OBJECTIVE -
Select all lines with the string "this" in them, and copy those lines.
==*==
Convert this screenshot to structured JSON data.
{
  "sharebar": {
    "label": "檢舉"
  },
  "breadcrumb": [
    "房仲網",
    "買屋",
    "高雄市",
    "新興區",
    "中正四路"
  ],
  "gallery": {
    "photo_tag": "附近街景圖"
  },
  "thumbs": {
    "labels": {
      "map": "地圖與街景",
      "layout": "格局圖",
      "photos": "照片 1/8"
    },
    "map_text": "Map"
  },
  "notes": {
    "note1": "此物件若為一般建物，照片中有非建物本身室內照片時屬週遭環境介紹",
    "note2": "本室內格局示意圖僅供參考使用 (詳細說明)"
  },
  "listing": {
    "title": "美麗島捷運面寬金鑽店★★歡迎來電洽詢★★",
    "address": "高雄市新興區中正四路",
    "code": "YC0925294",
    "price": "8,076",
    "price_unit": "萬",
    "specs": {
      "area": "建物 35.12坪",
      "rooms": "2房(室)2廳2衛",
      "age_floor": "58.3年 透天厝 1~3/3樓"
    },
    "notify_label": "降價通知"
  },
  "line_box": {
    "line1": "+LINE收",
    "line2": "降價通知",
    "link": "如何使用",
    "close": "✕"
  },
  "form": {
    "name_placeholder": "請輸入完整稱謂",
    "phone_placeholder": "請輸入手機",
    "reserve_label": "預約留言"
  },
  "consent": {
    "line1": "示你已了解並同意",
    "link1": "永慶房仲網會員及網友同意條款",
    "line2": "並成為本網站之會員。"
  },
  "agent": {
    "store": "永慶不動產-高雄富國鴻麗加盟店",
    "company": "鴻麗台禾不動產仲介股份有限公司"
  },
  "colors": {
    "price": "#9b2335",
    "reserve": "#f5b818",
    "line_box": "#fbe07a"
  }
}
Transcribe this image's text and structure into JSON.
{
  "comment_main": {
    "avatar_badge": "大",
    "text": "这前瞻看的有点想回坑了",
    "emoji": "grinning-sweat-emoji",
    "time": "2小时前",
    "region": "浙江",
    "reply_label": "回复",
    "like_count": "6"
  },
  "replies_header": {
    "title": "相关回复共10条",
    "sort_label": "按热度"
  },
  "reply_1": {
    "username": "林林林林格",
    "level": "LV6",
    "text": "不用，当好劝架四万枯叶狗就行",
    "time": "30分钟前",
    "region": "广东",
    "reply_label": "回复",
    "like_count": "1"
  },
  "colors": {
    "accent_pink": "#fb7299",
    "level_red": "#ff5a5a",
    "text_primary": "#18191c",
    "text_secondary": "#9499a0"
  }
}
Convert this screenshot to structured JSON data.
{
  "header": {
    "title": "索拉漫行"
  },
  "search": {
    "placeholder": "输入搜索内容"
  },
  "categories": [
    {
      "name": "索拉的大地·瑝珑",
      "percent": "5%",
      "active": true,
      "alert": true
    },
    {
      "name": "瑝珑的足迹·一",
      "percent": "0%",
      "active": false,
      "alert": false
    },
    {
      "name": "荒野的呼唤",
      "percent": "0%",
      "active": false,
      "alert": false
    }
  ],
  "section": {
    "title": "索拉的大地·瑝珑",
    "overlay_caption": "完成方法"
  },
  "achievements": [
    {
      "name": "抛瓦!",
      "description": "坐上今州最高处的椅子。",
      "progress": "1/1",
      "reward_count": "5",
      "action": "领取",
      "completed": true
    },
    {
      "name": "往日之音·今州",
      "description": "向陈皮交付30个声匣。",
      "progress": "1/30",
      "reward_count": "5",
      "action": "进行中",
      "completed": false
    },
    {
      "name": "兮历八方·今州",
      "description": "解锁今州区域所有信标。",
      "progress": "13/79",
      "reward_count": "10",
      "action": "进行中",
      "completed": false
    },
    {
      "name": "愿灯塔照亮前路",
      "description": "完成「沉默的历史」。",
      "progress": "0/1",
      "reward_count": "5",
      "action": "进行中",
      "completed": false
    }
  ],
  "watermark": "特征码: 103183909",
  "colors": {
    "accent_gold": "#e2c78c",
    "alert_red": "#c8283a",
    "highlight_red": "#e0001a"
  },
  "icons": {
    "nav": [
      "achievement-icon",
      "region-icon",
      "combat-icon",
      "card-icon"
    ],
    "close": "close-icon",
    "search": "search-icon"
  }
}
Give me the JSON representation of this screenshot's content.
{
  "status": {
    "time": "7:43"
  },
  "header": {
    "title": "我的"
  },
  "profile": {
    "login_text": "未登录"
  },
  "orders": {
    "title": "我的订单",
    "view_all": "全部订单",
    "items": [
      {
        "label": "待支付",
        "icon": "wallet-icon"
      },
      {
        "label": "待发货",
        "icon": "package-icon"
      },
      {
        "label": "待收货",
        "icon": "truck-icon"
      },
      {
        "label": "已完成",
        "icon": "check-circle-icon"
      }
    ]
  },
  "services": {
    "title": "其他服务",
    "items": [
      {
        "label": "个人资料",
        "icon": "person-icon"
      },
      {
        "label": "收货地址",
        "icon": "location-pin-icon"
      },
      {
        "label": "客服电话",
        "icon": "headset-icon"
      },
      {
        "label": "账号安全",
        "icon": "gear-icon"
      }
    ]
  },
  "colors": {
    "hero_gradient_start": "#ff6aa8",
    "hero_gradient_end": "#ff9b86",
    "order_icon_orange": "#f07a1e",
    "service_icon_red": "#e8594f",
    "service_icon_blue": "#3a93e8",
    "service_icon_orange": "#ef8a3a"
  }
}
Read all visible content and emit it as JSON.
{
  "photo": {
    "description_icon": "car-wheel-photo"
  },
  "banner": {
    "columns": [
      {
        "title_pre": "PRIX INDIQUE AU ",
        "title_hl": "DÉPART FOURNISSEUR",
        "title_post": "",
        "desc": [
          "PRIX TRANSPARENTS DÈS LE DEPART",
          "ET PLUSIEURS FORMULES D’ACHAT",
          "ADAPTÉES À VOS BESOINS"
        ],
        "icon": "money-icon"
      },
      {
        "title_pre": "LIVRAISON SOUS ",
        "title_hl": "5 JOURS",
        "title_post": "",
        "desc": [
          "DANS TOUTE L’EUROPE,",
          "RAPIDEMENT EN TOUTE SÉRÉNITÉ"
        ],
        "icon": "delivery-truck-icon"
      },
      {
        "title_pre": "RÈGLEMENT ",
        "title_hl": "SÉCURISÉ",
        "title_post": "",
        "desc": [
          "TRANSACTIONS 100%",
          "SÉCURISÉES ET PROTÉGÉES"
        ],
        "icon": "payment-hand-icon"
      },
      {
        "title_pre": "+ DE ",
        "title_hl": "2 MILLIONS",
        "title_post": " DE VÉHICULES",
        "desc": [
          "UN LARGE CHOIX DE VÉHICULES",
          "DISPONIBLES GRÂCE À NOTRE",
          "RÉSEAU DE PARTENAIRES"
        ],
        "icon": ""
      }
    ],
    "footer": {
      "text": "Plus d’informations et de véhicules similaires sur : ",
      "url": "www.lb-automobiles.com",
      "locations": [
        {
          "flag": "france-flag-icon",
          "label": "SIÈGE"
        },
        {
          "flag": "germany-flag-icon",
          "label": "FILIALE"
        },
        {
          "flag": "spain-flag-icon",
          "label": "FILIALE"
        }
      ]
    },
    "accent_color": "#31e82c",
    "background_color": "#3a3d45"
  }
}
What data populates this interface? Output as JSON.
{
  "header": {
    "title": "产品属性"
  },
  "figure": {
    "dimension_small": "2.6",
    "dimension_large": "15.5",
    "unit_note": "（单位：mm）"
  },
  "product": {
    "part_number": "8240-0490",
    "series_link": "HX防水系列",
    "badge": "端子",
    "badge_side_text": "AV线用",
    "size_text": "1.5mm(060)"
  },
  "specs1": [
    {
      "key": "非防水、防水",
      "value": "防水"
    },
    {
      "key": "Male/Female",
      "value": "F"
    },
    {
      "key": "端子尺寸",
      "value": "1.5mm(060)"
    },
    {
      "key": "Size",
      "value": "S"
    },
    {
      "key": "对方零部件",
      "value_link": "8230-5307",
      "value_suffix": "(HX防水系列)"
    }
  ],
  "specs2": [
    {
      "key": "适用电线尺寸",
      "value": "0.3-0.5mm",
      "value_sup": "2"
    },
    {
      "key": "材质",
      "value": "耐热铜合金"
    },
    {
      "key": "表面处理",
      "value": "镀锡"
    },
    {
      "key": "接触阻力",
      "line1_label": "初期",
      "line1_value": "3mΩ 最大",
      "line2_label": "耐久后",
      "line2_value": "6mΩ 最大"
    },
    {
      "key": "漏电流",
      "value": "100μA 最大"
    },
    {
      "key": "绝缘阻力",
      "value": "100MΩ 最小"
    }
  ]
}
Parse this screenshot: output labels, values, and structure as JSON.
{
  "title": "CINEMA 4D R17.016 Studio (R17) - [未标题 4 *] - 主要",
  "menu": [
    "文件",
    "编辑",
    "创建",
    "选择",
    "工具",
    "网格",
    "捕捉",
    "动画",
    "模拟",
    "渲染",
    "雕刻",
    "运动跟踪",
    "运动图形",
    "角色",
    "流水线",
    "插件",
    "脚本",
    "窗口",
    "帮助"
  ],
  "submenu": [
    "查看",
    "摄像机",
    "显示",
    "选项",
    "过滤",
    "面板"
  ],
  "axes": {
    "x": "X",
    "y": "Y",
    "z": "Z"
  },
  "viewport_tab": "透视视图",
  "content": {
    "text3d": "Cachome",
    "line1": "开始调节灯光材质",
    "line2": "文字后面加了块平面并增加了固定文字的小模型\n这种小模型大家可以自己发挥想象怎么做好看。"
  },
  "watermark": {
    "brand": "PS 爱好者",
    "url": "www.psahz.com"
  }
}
==*==
EXPECTED ANSWER -
Convert this screenshot to structured JSON data.
Transcribe this image's text and structure into JSON.
Convert this screenshot to structured JSON data.
Give me the JSON representation of this screenshot's content.
What data populates this interface? Output as JSON.
Parse this screenshot: output labels, values, and structure as JSON.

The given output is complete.